(begin)

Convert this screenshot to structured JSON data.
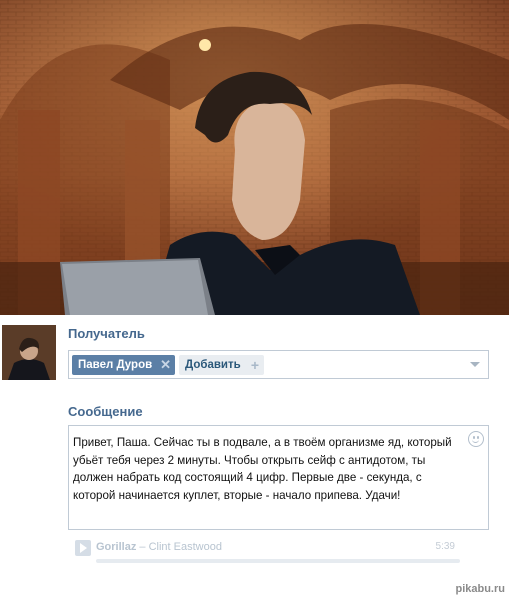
{
  "recipient": {
    "label": "Получатель",
    "token_name": "Павел Дуров",
    "add_label": "Добавить"
  },
  "message": {
    "label": "Сообщение",
    "text": "Привет, Паша. Сейчас ты в подвале, а в твоём организме яд, который убьёт тебя через 2 минуты. Чтобы открыть сейф с антидотом, ты должен набрать код состоящий 4 цифр. Первые две - секунда, с которой начинается куплет, вторые - начало припева. Удачи!"
  },
  "audio": {
    "artist": "Gorillaz",
    "separator": " – ",
    "title": "Clint Eastwood",
    "duration": "5:39"
  },
  "watermark": "pikabu.ru",
  "colors": {
    "label": "#45688e",
    "token_bg": "#5b7fa6",
    "border": "#c0cad5"
  }
}
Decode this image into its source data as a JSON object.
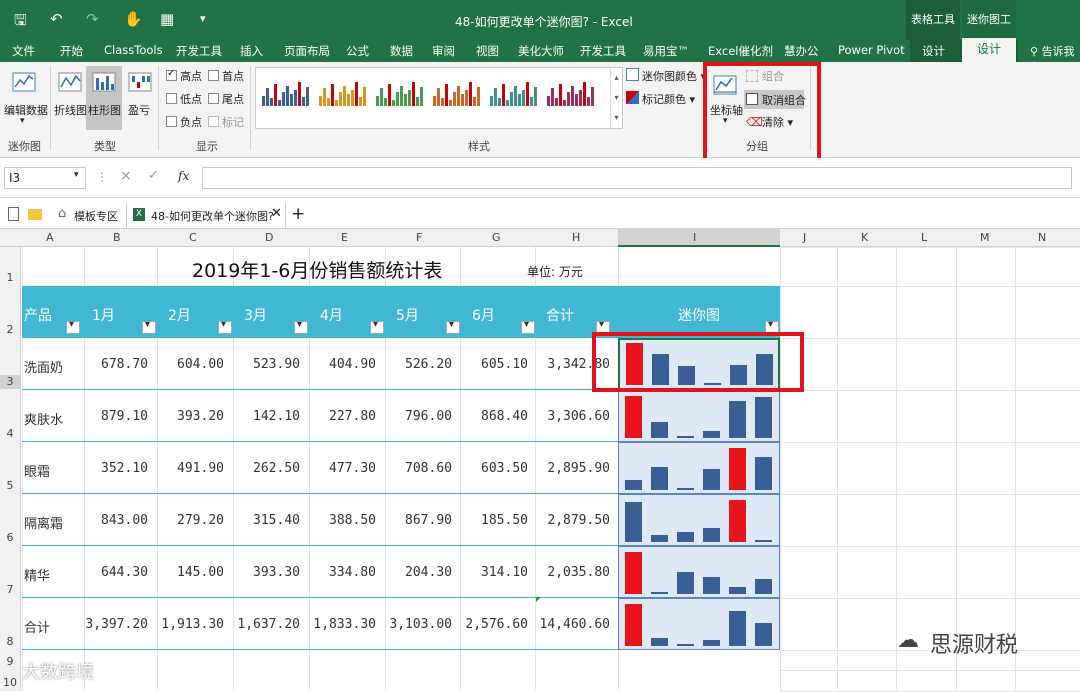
{
  "titlebar": {
    "doc_title": "48-如何更改单个迷你图? - Excel",
    "ctx_table": "表格工具",
    "ctx_sparkline": "迷你图工具"
  },
  "tabs": [
    "文件",
    "开始",
    "ClassTools",
    "开发工具",
    "插入",
    "页面布局",
    "公式",
    "数据",
    "审阅",
    "视图",
    "美化大师",
    "开发工具",
    "易用宝™",
    "Excel催化剂",
    "慧办公",
    "Power Pivot",
    "设计",
    "设计"
  ],
  "tell_me": "告诉我您",
  "ribbon": {
    "edit_data": "编辑数据",
    "group_sparkline": "迷你图",
    "line": "折线图",
    "column": "柱形图",
    "winloss": "盈亏",
    "group_type": "类型",
    "high_point": "高点",
    "first_point": "首点",
    "low_point": "低点",
    "last_point": "尾点",
    "negative_point": "负点",
    "markers": "标记",
    "group_show": "显示",
    "group_style": "样式",
    "sparkline_color": "迷你图颜色",
    "marker_color": "标记颜色",
    "axis": "坐标轴",
    "group": "组合",
    "ungroup": "取消组合",
    "clear": "清除",
    "group_group": "分组"
  },
  "formula": {
    "namebox": "I3",
    "cancel": "×",
    "enter": "✓",
    "fx": "fx",
    "value": ""
  },
  "doctabs": {
    "template_tab": "模板专区",
    "file_tab": "48-如何更改单个迷你图?"
  },
  "columns": [
    "A",
    "B",
    "C",
    "D",
    "E",
    "F",
    "G",
    "H",
    "I",
    "J",
    "K",
    "L",
    "M",
    "N"
  ],
  "rows": [
    "1",
    "2",
    "3",
    "4",
    "5",
    "6",
    "7",
    "8",
    "9",
    "10"
  ],
  "sheet": {
    "title": "2019年1-6月份销售额统计表",
    "unit": "单位: 万元",
    "headers": [
      "产品",
      "1月",
      "2月",
      "3月",
      "4月",
      "5月",
      "6月",
      "合计",
      "迷你图"
    ],
    "data": [
      {
        "name": "洗面奶",
        "vals": [
          "678.70",
          "604.00",
          "523.90",
          "404.90",
          "526.20",
          "605.10",
          "3,342.80"
        ],
        "spark": [
          678.7,
          604.0,
          523.9,
          404.9,
          526.2,
          605.1
        ]
      },
      {
        "name": "爽肤水",
        "vals": [
          "879.10",
          "393.20",
          "142.10",
          "227.80",
          "796.00",
          "868.40",
          "3,306.60"
        ],
        "spark": [
          879.1,
          393.2,
          142.1,
          227.8,
          796.0,
          868.4
        ]
      },
      {
        "name": "眼霜",
        "vals": [
          "352.10",
          "491.90",
          "262.50",
          "477.30",
          "708.60",
          "603.50",
          "2,895.90"
        ],
        "spark": [
          352.1,
          491.9,
          262.5,
          477.3,
          708.6,
          603.5
        ]
      },
      {
        "name": "隔离霜",
        "vals": [
          "843.00",
          "279.20",
          "315.40",
          "388.50",
          "867.90",
          "185.50",
          "2,879.50"
        ],
        "spark": [
          843.0,
          279.2,
          315.4,
          388.5,
          867.9,
          185.5
        ]
      },
      {
        "name": "精华",
        "vals": [
          "644.30",
          "145.00",
          "393.30",
          "334.80",
          "204.30",
          "314.10",
          "2,035.80"
        ],
        "spark": [
          644.3,
          145.0,
          393.3,
          334.8,
          204.3,
          314.1
        ]
      },
      {
        "name": "合计",
        "vals": [
          "3,397.20",
          "1,913.30",
          "1,637.20",
          "1,833.30",
          "3,103.00",
          "2,576.60",
          "14,460.60"
        ],
        "spark": [
          3397.2,
          1913.3,
          1637.2,
          1833.3,
          3103.0,
          2576.6
        ]
      }
    ]
  },
  "colors": {
    "excel_green": "#217346",
    "header_teal": "#41b8d3",
    "bar_blue": "#3a5f96",
    "bar_red": "#e8141b",
    "highlight": "#e0131a"
  },
  "watermarks": {
    "left": "大数跨境",
    "right": "思源财税"
  }
}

(end)

All the lines above are to be reproduced exactly, except the pictures.

Convert this screenshot to structured JSON data.
{
  "recipient": {
    "label": "Получатель",
    "token_name": "Павел Дуров",
    "add_label": "Добавить"
  },
  "message": {
    "label": "Сообщение",
    "text": "Привет, Паша. Сейчас ты в подвале, а в твоём организме яд, который убьёт тебя через 2 минуты. Чтобы открыть сейф с антидотом, ты должен набрать код состоящий 4 цифр. Первые две - секунда, с которой начинается куплет, вторые - начало припева. Удачи!"
  },
  "audio": {
    "artist": "Gorillaz",
    "separator": " – ",
    "title": "Clint Eastwood",
    "duration": "5:39"
  },
  "watermark": "pikabu.ru",
  "colors": {
    "label": "#45688e",
    "token_bg": "#5b7fa6",
    "border": "#c0cad5"
  }
}
Decode this image into its source data as a JSON object.
{
  "titlebar": {
    "doc_title": "48-如何更改单个迷你图? - Excel",
    "ctx_table": "表格工具",
    "ctx_sparkline": "迷你图工具"
  },
  "tabs": [
    "文件",
    "开始",
    "ClassTools",
    "开发工具",
    "插入",
    "页面布局",
    "公式",
    "数据",
    "审阅",
    "视图",
    "美化大师",
    "开发工具",
    "易用宝™",
    "Excel催化剂",
    "慧办公",
    "Power Pivot",
    "设计",
    "设计"
  ],
  "tell_me": "告诉我您",
  "ribbon": {
    "edit_data": "编辑数据",
    "group_sparkline": "迷你图",
    "line": "折线图",
    "column": "柱形图",
    "winloss": "盈亏",
    "group_type": "类型",
    "high_point": "高点",
    "first_point": "首点",
    "low_point": "低点",
    "last_point": "尾点",
    "negative_point": "负点",
    "markers": "标记",
    "group_show": "显示",
    "group_style": "样式",
    "sparkline_color": "迷你图颜色",
    "marker_color": "标记颜色",
    "axis": "坐标轴",
    "group": "组合",
    "ungroup": "取消组合",
    "clear": "清除",
    "group_group": "分组"
  },
  "formula": {
    "namebox": "I3",
    "cancel": "×",
    "enter": "✓",
    "fx": "fx",
    "value": ""
  },
  "doctabs": {
    "template_tab": "模板专区",
    "file_tab": "48-如何更改单个迷你图?"
  },
  "columns": [
    "A",
    "B",
    "C",
    "D",
    "E",
    "F",
    "G",
    "H",
    "I",
    "J",
    "K",
    "L",
    "M",
    "N"
  ],
  "rows": [
    "1",
    "2",
    "3",
    "4",
    "5",
    "6",
    "7",
    "8",
    "9",
    "10"
  ],
  "sheet": {
    "title": "2019年1-6月份销售额统计表",
    "unit": "单位: 万元",
    "headers": [
      "产品",
      "1月",
      "2月",
      "3月",
      "4月",
      "5月",
      "6月",
      "合计",
      "迷你图"
    ],
    "data": [
      {
        "name": "洗面奶",
        "vals": [
          "678.70",
          "604.00",
          "523.90",
          "404.90",
          "526.20",
          "605.10",
          "3,342.80"
        ],
        "spark": [
          678.7,
          604.0,
          523.9,
          404.9,
          526.2,
          605.1
        ]
      },
      {
        "name": "爽肤水",
        "vals": [
          "879.10",
          "393.20",
          "142.10",
          "227.80",
          "796.00",
          "868.40",
          "3,306.60"
        ],
        "spark": [
          879.1,
          393.2,
          142.1,
          227.8,
          796.0,
          868.4
        ]
      },
      {
        "name": "眼霜",
        "vals": [
          "352.10",
          "491.90",
          "262.50",
          "477.30",
          "708.60",
          "603.50",
          "2,895.90"
        ],
        "spark": [
          352.1,
          491.9,
          262.5,
          477.3,
          708.6,
          603.5
        ]
      },
      {
        "name": "隔离霜",
        "vals": [
          "843.00",
          "279.20",
          "315.40",
          "388.50",
          "867.90",
          "185.50",
          "2,879.50"
        ],
        "spark": [
          843.0,
          279.2,
          315.4,
          388.5,
          867.9,
          185.5
        ]
      },
      {
        "name": "精华",
        "vals": [
          "644.30",
          "145.00",
          "393.30",
          "334.80",
          "204.30",
          "314.10",
          "2,035.80"
        ],
        "spark": [
          644.3,
          145.0,
          393.3,
          334.8,
          204.3,
          314.1
        ]
      },
      {
        "name": "合计",
        "vals": [
          "3,397.20",
          "1,913.30",
          "1,637.20",
          "1,833.30",
          "3,103.00",
          "2,576.60",
          "14,460.60"
        ],
        "spark": [
          3397.2,
          1913.3,
          1637.2,
          1833.3,
          3103.0,
          2576.6
        ]
      }
    ]
  },
  "colors": {
    "excel_green": "#217346",
    "header_teal": "#41b8d3",
    "bar_blue": "#3a5f96",
    "bar_red": "#e8141b",
    "highlight": "#e0131a"
  },
  "watermarks": {
    "left": "大数跨境",
    "right": "思源财税"
  }
}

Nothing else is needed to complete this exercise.